◆ EXCERPT TO READ
* * * * *

Second Circuit: Merger doctrine bars copyright in commodities settlement pricesAugust 2, 2007

The Second Circuit issued a decision yesterday applying the merger doctrine of copyright to settlement prices on a mercantile exchange. The court affirmed summary judgment holding that the settlement prices were not copyrightable, because the expression of the prices (a single number) merged with the idea that was expressed (the fair market value for each contract). Because the expressions of the idea and the idea were so similar, the court concluded "that granting the copyright would bar others from expressing the underlying idea."

More detail of New York Mercantile Exchange, Inc. v. IntercontinentalExchange, Inc. after the jump.

The case involved the settlement prices determined by the New York Mercantile Exchange (NYMEX) for gas and crude oil futures. Settlement prices are valuations that are applied to open contracts at NYMEX and other option companies at the end of the day. The creation and dissemination of the values is required and governed by Federal law. See 17 C.F.R. Pt. 38. Ultimately, the prices are derived by a group of people at NYMEX that analyze the prices at which identical contracts have sold during the day. The determination depends on the number of similar contracts that have changed hands, if there is a significant number of exchanges the price is essentially a weighted average, when there are two few trades there is a more complex process that amounts to an extrapolation of data. NYMEX had been previously unsuccessful in applying for copyright protection of the settlement prices, however, they had received copyright protection for their database, which included the settlement prices.

Intercontinental Exchange (ICE) has a subscription to receive the NYMEX settlement prices and forwards these prices to another firm, the London Clearing House, which manages ICE's customers' trades. NYMEX sued ICE for copyright infringement and other related issues, claiming that the forwarding of the prices was a violation of the copyright of their database. The district court granted summary judgment in favor of ICE, holding that the merger doctrine applied to bar copyright protection, because the idea of what the prices were could not be separated from the expression of the prices themselves.

* * * * *

◆ SOURCE DATA
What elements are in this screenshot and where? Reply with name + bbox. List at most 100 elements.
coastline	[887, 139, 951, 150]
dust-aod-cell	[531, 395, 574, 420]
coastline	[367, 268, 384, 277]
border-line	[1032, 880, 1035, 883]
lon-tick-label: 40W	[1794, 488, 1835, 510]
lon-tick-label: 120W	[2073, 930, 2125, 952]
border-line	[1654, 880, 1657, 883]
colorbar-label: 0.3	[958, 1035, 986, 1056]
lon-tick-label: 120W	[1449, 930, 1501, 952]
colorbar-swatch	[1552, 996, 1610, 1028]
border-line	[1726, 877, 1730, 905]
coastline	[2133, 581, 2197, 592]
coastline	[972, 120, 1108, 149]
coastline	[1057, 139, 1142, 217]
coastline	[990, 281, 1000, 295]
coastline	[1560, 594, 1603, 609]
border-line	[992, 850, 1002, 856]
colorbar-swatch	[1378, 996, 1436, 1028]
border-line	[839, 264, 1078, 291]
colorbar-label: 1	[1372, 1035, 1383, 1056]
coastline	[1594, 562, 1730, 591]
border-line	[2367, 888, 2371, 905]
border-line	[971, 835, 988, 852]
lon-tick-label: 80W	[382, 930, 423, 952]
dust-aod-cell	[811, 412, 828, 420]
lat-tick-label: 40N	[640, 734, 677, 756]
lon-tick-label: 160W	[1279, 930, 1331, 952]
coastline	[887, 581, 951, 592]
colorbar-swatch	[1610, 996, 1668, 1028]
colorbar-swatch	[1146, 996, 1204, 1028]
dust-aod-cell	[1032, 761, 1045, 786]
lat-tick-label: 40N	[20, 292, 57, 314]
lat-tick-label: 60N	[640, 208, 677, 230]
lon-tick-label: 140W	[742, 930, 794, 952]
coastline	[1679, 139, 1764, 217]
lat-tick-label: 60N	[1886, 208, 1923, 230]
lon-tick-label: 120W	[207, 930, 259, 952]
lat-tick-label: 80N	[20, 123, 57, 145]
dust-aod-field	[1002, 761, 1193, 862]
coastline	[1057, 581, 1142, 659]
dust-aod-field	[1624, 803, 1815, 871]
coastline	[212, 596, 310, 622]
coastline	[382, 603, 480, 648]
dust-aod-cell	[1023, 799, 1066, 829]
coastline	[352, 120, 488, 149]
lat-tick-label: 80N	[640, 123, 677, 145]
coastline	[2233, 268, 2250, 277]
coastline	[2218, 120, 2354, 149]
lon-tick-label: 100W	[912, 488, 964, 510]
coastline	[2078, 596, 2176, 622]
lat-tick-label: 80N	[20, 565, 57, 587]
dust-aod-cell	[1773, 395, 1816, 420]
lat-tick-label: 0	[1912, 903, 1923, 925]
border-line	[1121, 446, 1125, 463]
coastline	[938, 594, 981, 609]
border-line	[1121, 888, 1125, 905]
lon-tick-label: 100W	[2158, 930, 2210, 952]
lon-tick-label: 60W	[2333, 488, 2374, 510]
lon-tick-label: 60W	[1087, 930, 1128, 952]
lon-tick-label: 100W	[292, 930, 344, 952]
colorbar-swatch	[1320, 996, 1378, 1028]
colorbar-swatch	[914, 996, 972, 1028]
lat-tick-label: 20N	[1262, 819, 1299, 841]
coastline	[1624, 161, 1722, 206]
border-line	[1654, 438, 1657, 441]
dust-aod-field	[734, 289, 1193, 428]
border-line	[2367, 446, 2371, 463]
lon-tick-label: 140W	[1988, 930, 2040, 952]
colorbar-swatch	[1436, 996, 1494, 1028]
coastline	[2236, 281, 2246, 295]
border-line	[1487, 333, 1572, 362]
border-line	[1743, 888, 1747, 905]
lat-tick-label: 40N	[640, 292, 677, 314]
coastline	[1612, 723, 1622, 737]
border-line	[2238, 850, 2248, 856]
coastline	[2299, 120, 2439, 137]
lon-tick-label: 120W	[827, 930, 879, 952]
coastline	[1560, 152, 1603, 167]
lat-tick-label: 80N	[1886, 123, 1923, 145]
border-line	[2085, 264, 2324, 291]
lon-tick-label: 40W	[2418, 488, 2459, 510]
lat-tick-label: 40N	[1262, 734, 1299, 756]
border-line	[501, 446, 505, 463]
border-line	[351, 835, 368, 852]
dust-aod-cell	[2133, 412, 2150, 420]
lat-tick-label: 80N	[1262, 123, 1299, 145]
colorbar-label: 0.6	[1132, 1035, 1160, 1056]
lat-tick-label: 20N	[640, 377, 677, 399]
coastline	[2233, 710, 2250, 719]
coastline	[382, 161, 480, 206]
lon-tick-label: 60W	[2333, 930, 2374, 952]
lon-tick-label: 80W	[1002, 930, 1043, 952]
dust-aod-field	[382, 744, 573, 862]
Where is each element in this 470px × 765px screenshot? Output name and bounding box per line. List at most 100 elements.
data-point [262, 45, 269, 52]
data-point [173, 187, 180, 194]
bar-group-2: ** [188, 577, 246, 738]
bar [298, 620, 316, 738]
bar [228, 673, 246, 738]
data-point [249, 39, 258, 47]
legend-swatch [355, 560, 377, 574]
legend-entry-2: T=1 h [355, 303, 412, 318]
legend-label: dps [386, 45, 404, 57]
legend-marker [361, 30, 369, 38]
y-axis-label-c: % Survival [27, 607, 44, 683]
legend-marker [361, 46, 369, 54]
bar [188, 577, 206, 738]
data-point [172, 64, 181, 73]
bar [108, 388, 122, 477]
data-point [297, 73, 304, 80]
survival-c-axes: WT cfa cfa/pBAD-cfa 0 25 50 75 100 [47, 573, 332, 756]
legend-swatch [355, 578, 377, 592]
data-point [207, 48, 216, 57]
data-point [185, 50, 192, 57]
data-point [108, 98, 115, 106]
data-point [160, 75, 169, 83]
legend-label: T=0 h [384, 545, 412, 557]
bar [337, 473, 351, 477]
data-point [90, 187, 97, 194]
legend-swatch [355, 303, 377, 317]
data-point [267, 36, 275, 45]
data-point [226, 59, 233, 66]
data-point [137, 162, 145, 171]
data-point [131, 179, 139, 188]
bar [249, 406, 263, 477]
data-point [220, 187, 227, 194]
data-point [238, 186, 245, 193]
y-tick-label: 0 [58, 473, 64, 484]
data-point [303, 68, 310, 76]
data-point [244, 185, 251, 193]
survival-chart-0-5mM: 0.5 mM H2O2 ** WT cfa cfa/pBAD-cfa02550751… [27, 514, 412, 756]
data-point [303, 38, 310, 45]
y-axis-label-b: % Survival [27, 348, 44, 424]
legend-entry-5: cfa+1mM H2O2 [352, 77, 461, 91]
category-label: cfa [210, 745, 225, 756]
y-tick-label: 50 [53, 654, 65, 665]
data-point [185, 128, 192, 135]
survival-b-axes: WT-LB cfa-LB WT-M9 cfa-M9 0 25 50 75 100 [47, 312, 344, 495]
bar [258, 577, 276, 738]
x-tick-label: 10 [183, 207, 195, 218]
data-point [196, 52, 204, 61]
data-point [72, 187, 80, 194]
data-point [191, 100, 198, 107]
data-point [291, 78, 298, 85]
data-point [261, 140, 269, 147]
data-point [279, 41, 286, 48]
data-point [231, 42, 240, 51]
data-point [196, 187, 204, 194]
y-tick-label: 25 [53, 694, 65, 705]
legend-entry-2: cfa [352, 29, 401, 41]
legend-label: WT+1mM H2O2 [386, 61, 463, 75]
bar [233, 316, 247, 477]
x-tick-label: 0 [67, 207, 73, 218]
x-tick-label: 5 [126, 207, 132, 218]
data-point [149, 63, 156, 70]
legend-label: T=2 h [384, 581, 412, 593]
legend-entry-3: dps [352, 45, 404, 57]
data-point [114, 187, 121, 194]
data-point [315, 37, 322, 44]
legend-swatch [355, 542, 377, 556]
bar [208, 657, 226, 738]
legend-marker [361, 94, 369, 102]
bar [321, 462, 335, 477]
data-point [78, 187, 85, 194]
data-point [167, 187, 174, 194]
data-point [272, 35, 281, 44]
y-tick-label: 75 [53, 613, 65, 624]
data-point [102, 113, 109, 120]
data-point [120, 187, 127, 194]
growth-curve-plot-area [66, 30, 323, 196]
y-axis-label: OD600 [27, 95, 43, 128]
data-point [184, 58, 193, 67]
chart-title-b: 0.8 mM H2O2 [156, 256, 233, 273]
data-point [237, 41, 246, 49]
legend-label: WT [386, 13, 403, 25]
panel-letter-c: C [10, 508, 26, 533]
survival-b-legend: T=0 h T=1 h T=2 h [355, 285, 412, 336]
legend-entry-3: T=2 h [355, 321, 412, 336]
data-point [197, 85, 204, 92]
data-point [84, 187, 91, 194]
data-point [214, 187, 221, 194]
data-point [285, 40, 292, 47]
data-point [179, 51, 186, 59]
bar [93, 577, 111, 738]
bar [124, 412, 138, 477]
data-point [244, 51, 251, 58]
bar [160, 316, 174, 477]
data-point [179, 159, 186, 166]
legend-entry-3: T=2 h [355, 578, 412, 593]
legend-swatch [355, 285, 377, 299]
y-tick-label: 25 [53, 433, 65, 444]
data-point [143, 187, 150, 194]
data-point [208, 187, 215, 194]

* * * * *

◆ QUESTIONS TO ANSWER
#1 In the article on the NYMEX settlement-price case, which firm receives the prices that ICE forwards?
#2 Carry on the article about the NYMEX settlement-price case, picking up where it stops.

◆ ANSWERS PROVIDED
#1 The London Clearing House, which manages ICE's customers' trades.

#2
The Second Circuit affirmed. The court held the prices were an expression of the "fair market value for each NYMEX contract." Because all expressions of that concept would be a number within a "fairly narrow range," the court concluded that the expression (the numerical value) merged with the idea, and was therefore not copyrightable as the copyright "would effectively accord protection to the idea itself."

The court also addressed whether the prices were just "real-world facts," and therefore not subject to copyright protection because of a lack of originality, although it did not resolve the issue. The court was ultimately unwilling to decide whether the prices were just facts to be discovered (as the goal was to determine the actual value of the contracts) or a creative prediction of what the prices may be. In a brief concurring opinion, Judge Hall argued that because the case was resolved by the merger doctrine, the discussion of originality just amounted to potentially dangerous dicta that had the potential to "raise the bar" regarding originality in copyright law, and refused to join that section of the opinion.

To read the full decision in New York Mercantile Exchange, Inc. v. IntercontinentalExchange, Inc., click here.

Interesting tidbit: The United States filed a brief as amicus curiae arguing that the prices were not copyrightable.